:: DATASET EXTRACT ::
---+---

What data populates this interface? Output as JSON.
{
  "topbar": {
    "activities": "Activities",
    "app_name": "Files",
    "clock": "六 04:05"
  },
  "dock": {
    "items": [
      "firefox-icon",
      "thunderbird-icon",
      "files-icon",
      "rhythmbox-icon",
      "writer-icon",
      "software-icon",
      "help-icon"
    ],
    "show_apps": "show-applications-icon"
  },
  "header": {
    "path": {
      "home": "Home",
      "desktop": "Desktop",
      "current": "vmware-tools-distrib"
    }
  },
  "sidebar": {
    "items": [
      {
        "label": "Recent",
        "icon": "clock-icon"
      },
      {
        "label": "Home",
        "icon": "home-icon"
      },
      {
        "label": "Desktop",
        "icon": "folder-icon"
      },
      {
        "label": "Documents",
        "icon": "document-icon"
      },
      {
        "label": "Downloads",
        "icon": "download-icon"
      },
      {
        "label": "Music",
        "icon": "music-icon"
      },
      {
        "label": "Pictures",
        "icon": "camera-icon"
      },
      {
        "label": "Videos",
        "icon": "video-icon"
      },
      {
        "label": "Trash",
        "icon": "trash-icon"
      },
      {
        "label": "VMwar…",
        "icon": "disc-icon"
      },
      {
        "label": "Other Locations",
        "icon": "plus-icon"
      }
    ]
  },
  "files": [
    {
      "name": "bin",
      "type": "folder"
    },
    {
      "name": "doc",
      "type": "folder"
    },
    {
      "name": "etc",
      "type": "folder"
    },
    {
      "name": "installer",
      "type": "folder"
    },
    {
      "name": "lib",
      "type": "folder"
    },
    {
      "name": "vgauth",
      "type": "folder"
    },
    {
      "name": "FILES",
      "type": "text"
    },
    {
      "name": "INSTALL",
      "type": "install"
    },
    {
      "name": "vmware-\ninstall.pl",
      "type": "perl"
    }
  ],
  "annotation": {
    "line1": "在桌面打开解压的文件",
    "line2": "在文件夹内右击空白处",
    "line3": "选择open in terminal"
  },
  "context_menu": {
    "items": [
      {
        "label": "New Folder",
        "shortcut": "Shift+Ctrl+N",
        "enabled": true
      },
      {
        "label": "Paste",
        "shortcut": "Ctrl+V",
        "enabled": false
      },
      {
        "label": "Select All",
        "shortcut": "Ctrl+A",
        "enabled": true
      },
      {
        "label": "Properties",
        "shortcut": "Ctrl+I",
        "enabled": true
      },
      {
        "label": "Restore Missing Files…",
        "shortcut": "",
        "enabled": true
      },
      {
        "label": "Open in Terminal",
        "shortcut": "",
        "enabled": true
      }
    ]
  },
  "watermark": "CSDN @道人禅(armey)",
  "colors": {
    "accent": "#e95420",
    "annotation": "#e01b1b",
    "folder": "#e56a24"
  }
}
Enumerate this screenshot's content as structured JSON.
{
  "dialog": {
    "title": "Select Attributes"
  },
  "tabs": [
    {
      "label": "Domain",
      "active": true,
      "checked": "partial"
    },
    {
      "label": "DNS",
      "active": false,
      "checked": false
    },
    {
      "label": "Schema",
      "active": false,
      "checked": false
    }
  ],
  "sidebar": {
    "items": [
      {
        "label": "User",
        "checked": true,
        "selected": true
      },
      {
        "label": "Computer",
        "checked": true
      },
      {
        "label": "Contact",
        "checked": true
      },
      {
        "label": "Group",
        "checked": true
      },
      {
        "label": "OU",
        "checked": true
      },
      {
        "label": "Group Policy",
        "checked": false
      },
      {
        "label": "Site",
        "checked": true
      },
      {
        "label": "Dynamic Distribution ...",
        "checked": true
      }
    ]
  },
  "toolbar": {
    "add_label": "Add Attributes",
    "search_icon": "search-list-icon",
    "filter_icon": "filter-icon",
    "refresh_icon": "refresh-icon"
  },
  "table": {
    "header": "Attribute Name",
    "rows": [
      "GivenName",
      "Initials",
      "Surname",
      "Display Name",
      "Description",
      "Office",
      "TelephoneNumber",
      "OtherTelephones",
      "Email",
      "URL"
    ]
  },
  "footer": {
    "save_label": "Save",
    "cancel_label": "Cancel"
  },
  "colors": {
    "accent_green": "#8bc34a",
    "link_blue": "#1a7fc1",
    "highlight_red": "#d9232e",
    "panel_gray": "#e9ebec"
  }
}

---+---

:: AIM ::
State how many lines of the listing above hold the word "this", with nothing but the number.

:: SOLUTION ::
2